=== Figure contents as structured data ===
-*-

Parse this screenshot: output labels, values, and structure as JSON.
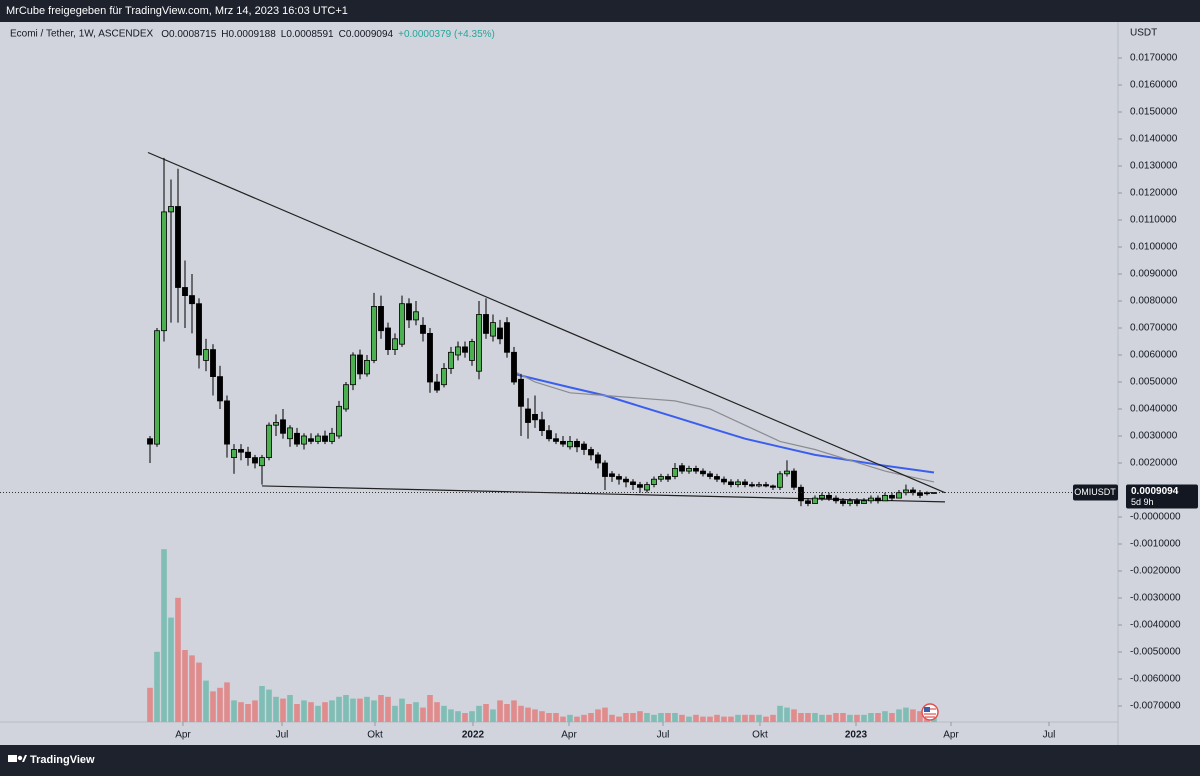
{
  "header": {
    "text": "MrCube freigegeben für TradingView.com, Mrz 14, 2023 16:03 UTC+1"
  },
  "footer": {
    "brand": "TradingView"
  },
  "chart_data": {
    "type": "candlestick",
    "title": "Ecomi / Tether, 1W, ASCENDEX",
    "legend_values": [
      "O0.0008715",
      "H0.0009188",
      "L0.0008591",
      "C0.0009094",
      "+0.0000379 (+4.35%)"
    ],
    "y_unit": "USDT",
    "symbol": "OMIUSDT",
    "last_price_label": "0.0009094",
    "countdown": "5d 9h",
    "last_price": 0.0009094,
    "up_color": "#4caf50",
    "down_color": "#000000",
    "volume_up_color": "#7fbdb5",
    "volume_down_color": "#e08c8c",
    "grid": false,
    "categories": [
      null,
      null,
      null,
      null,
      null,
      null,
      null,
      null,
      null,
      null,
      null,
      null,
      null,
      null,
      null,
      null,
      null,
      null,
      null,
      null,
      null,
      null,
      null,
      null,
      null,
      null,
      null,
      null,
      null,
      null,
      null,
      null,
      null,
      null,
      null,
      null,
      null,
      null,
      null,
      null,
      null,
      null,
      null,
      null,
      null,
      null,
      null,
      null,
      null,
      null,
      null,
      null,
      null,
      null,
      null,
      null,
      null,
      null,
      null,
      null,
      null,
      null,
      null,
      null,
      null,
      null,
      null,
      null,
      null,
      null,
      null,
      null,
      null,
      null,
      null,
      null,
      null,
      null,
      null,
      null,
      null,
      null,
      null,
      null,
      null,
      null,
      null,
      null,
      null,
      null,
      null,
      null,
      null,
      null,
      null,
      null,
      null,
      null,
      null,
      null,
      null,
      null,
      null,
      null,
      null,
      null,
      null,
      null,
      null,
      null,
      null,
      null,
      null
    ],
    "open": [
      0.0029,
      0.0027,
      0.0069,
      0.0113,
      0.0115,
      0.0085,
      0.0082,
      0.0079,
      0.0058,
      0.0062,
      0.0052,
      0.0043,
      0.0022,
      0.0025,
      0.0024,
      0.0022,
      0.0019,
      0.0022,
      0.0034,
      0.0036,
      0.0029,
      0.0031,
      0.0027,
      0.0029,
      0.0028,
      0.003,
      0.0028,
      0.003,
      0.004,
      0.0049,
      0.006,
      0.0053,
      0.0058,
      0.0078,
      0.007,
      0.0062,
      0.0064,
      0.0079,
      0.0073,
      0.0071,
      0.0068,
      0.005,
      0.0049,
      0.0055,
      0.006,
      0.0063,
      0.0058,
      0.0054,
      0.0075,
      0.0067,
      0.007,
      0.0072,
      0.0061,
      0.0051,
      0.004,
      0.0038,
      0.0036,
      0.0032,
      0.0029,
      0.0028,
      0.0026,
      0.0028,
      0.0027,
      0.0025,
      0.0023,
      0.002,
      0.0016,
      0.0015,
      0.0014,
      0.0013,
      0.0012,
      0.001,
      0.0012,
      0.0014,
      0.0015,
      0.0015,
      0.0019,
      0.0017,
      0.0018,
      0.0017,
      0.0016,
      0.0015,
      0.0014,
      0.0013,
      0.0012,
      0.0013,
      0.0012,
      0.00115,
      0.0012,
      0.00115,
      0.0011,
      0.0016,
      0.0017,
      0.0011,
      0.0006,
      0.0005,
      0.0007,
      0.0008,
      0.0007,
      0.0006,
      0.0005,
      0.0006,
      0.0005,
      0.0006,
      0.0007,
      0.0006,
      0.0008,
      0.0007,
      0.0009,
      0.001,
      0.0009,
      0.0009,
      0.0008715
    ],
    "high": [
      0.003,
      0.007,
      0.0133,
      0.0125,
      0.0129,
      0.0095,
      0.009,
      0.0081,
      0.0066,
      0.0064,
      0.0056,
      0.0045,
      0.0027,
      0.0027,
      0.0026,
      0.0023,
      0.0023,
      0.0035,
      0.0038,
      0.004,
      0.0034,
      0.0033,
      0.0031,
      0.0031,
      0.0031,
      0.0032,
      0.0033,
      0.0043,
      0.005,
      0.0061,
      0.0062,
      0.006,
      0.0083,
      0.0082,
      0.0072,
      0.0068,
      0.0082,
      0.0081,
      0.008,
      0.0074,
      0.007,
      0.0053,
      0.0057,
      0.0063,
      0.0065,
      0.0065,
      0.0066,
      0.008,
      0.0081,
      0.0075,
      0.0073,
      0.0074,
      0.0063,
      0.0053,
      0.0044,
      0.0045,
      0.0039,
      0.0034,
      0.0031,
      0.003,
      0.003,
      0.0029,
      0.0028,
      0.0026,
      0.0024,
      0.0021,
      0.0017,
      0.0016,
      0.0015,
      0.0014,
      0.0013,
      0.0013,
      0.0015,
      0.0016,
      0.0016,
      0.002,
      0.002,
      0.0019,
      0.0019,
      0.0018,
      0.0017,
      0.0016,
      0.0015,
      0.0014,
      0.0014,
      0.0014,
      0.0013,
      0.0013,
      0.0013,
      0.0012,
      0.0017,
      0.0021,
      0.0018,
      0.0012,
      0.0007,
      0.0008,
      0.0009,
      0.0009,
      0.0008,
      0.0007,
      0.0007,
      0.0007,
      0.0007,
      0.0008,
      0.0008,
      0.0009,
      0.0009,
      0.001,
      0.0012,
      0.0011,
      0.001,
      0.00095,
      0.0009188
    ],
    "low": [
      0.002,
      0.0026,
      0.0065,
      0.0072,
      0.0072,
      0.007,
      0.0068,
      0.0055,
      0.0054,
      0.0045,
      0.004,
      0.0022,
      0.0016,
      0.0021,
      0.0019,
      0.0018,
      0.0012,
      0.0021,
      0.003,
      0.0029,
      0.0026,
      0.0026,
      0.0025,
      0.0027,
      0.0027,
      0.0027,
      0.0027,
      0.0029,
      0.0039,
      0.0047,
      0.0051,
      0.0052,
      0.0057,
      0.0066,
      0.006,
      0.006,
      0.0063,
      0.007,
      0.0071,
      0.0065,
      0.0046,
      0.0046,
      0.0048,
      0.0053,
      0.0058,
      0.0059,
      0.0056,
      0.0051,
      0.0066,
      0.0065,
      0.0064,
      0.0059,
      0.0049,
      0.003,
      0.0029,
      0.0033,
      0.003,
      0.0028,
      0.0027,
      0.0026,
      0.0025,
      0.0024,
      0.0023,
      0.0021,
      0.0018,
      0.001,
      0.0013,
      0.0012,
      0.0011,
      0.001,
      0.0009,
      0.0009,
      0.0011,
      0.0013,
      0.0013,
      0.0014,
      0.0016,
      0.0016,
      0.0016,
      0.0015,
      0.0014,
      0.0013,
      0.0012,
      0.0011,
      0.0011,
      0.0011,
      0.0011,
      0.0011,
      0.0011,
      0.001,
      0.001,
      0.0015,
      0.001,
      0.0004,
      0.0004,
      0.0005,
      0.0006,
      0.0006,
      0.0005,
      0.0004,
      0.0004,
      0.0004,
      0.0005,
      0.0005,
      0.0005,
      0.0006,
      0.0006,
      0.0007,
      0.0008,
      0.0008,
      0.0007,
      0.0008,
      0.0008591
    ],
    "close": [
      0.0027,
      0.0069,
      0.0113,
      0.0115,
      0.0085,
      0.0082,
      0.0079,
      0.006,
      0.0062,
      0.0052,
      0.0043,
      0.0027,
      0.0025,
      0.0024,
      0.0022,
      0.002,
      0.0022,
      0.0034,
      0.0035,
      0.0031,
      0.0033,
      0.0027,
      0.003,
      0.0028,
      0.003,
      0.0028,
      0.0031,
      0.0041,
      0.0049,
      0.006,
      0.0053,
      0.0058,
      0.0078,
      0.0069,
      0.0062,
      0.0066,
      0.0079,
      0.0073,
      0.0076,
      0.0068,
      0.005,
      0.0047,
      0.0055,
      0.0061,
      0.0063,
      0.0061,
      0.0065,
      0.0075,
      0.0068,
      0.0072,
      0.0066,
      0.0061,
      0.005,
      0.0041,
      0.0035,
      0.0036,
      0.0032,
      0.0029,
      0.0028,
      0.0027,
      0.0028,
      0.0026,
      0.0025,
      0.0023,
      0.002,
      0.0015,
      0.0015,
      0.0014,
      0.0013,
      0.0012,
      0.0011,
      0.0012,
      0.0014,
      0.0015,
      0.0014,
      0.0018,
      0.0017,
      0.0018,
      0.0017,
      0.0016,
      0.0015,
      0.0014,
      0.0013,
      0.0012,
      0.0013,
      0.0012,
      0.00115,
      0.0012,
      0.00115,
      0.0011,
      0.0016,
      0.0017,
      0.0011,
      0.0006,
      0.0005,
      0.0007,
      0.0008,
      0.0007,
      0.0006,
      0.0005,
      0.0006,
      0.0005,
      0.0006,
      0.0007,
      0.0006,
      0.0008,
      0.0007,
      0.0009,
      0.001,
      0.0009,
      0.0008,
      0.0008715,
      0.0009094
    ],
    "volume": [
      19,
      39,
      96,
      58,
      69,
      40,
      37,
      33,
      23,
      17,
      19,
      22,
      12,
      11,
      10,
      12,
      20,
      18,
      14,
      13,
      15,
      10,
      12,
      11,
      9,
      11,
      12,
      14,
      15,
      13,
      13,
      14,
      12,
      15,
      14,
      9,
      13,
      10,
      11,
      8,
      15,
      11,
      9,
      7,
      6,
      5,
      6,
      9,
      10,
      7,
      12,
      10,
      12,
      9,
      8,
      7,
      6,
      5,
      5,
      3,
      4,
      3,
      4,
      5,
      7,
      8,
      4,
      3,
      5,
      5,
      6,
      5,
      4,
      5,
      5,
      5,
      4,
      3,
      4,
      3,
      3,
      4,
      3,
      3,
      4,
      4,
      4,
      4,
      3,
      4,
      9,
      8,
      7,
      5,
      5,
      5,
      4,
      4,
      5,
      5,
      4,
      4,
      4,
      5,
      5,
      6,
      5,
      7,
      8,
      7,
      6,
      6,
      5
    ],
    "lines": [
      {
        "color": "#3a5ef0",
        "width": 2,
        "x": [
          52,
          60,
          65,
          70,
          75,
          80,
          85,
          90,
          95,
          100,
          105,
          112
        ],
        "values": [
          0.0053,
          0.0048,
          0.0045,
          0.0041,
          0.0037,
          0.0033,
          0.0029,
          0.0026,
          0.0023,
          0.0021,
          0.0019,
          0.00165
        ]
      },
      {
        "color": "#8a8c92",
        "width": 1.2,
        "x": [
          52,
          55,
          60,
          65,
          70,
          75,
          80,
          85,
          90,
          95,
          100,
          105,
          112
        ],
        "values": [
          0.0054,
          0.005,
          0.0046,
          0.0045,
          0.0044,
          0.0043,
          0.004,
          0.0034,
          0.0028,
          0.0025,
          0.0021,
          0.0017,
          0.0013
        ]
      },
      {
        "color": "#222222",
        "width": 1.2,
        "x": [
          -0.29,
          113.57
        ],
        "values": [
          0.0135,
          0.0009
        ]
      },
      {
        "color": "#222222",
        "width": 1.2,
        "x": [
          16,
          113.57
        ],
        "values": [
          0.00115,
          0.00056
        ]
      }
    ],
    "xlim": [
      -21.43,
      138.29
    ],
    "xticks": [
      {
        "value": 4.71,
        "label": "Apr"
      },
      {
        "value": 18.86,
        "label": "Jul"
      },
      {
        "value": 32.14,
        "label": "Okt"
      },
      {
        "value": 46.14,
        "label": "2022"
      },
      {
        "value": 59.86,
        "label": "Apr"
      },
      {
        "value": 73.29,
        "label": "Jul"
      },
      {
        "value": 87.14,
        "label": "Okt"
      },
      {
        "value": 100.86,
        "label": "2023"
      },
      {
        "value": 114.43,
        "label": "Apr"
      },
      {
        "value": 128.43,
        "label": "Jul"
      }
    ],
    "ylim": [
      -0.008444,
      0.018333
    ],
    "yticks": [
      {
        "value": 0.017,
        "label": "0.0170000"
      },
      {
        "value": 0.016,
        "label": "0.0160000"
      },
      {
        "value": 0.015,
        "label": "0.0150000"
      },
      {
        "value": 0.014,
        "label": "0.0140000"
      },
      {
        "value": 0.013,
        "label": "0.0130000"
      },
      {
        "value": 0.012,
        "label": "0.0120000"
      },
      {
        "value": 0.011,
        "label": "0.0110000"
      },
      {
        "value": 0.01,
        "label": "0.0100000"
      },
      {
        "value": 0.009,
        "label": "0.0090000"
      },
      {
        "value": 0.008,
        "label": "0.0080000"
      },
      {
        "value": 0.007,
        "label": "0.0070000"
      },
      {
        "value": 0.006,
        "label": "0.0060000"
      },
      {
        "value": 0.005,
        "label": "0.0050000"
      },
      {
        "value": 0.004,
        "label": "0.0040000"
      },
      {
        "value": 0.003,
        "label": "0.0030000"
      },
      {
        "value": 0.002,
        "label": "0.0020000"
      },
      {
        "value": 0,
        "label": "-0.0000000"
      },
      {
        "value": -0.001,
        "label": "-0.0010000"
      },
      {
        "value": -0.002,
        "label": "-0.0020000"
      },
      {
        "value": -0.003,
        "label": "-0.0030000"
      },
      {
        "value": -0.004,
        "label": "-0.0040000"
      },
      {
        "value": -0.005,
        "label": "-0.0050000"
      },
      {
        "value": -0.006,
        "label": "-0.0060000"
      },
      {
        "value": -0.007,
        "label": "-0.0070000"
      }
    ]
  }
}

-*-

=== Directions ===
Above are some records. Report the number of their lines that include "TradingView", and add nothing else.

=== The result ===
2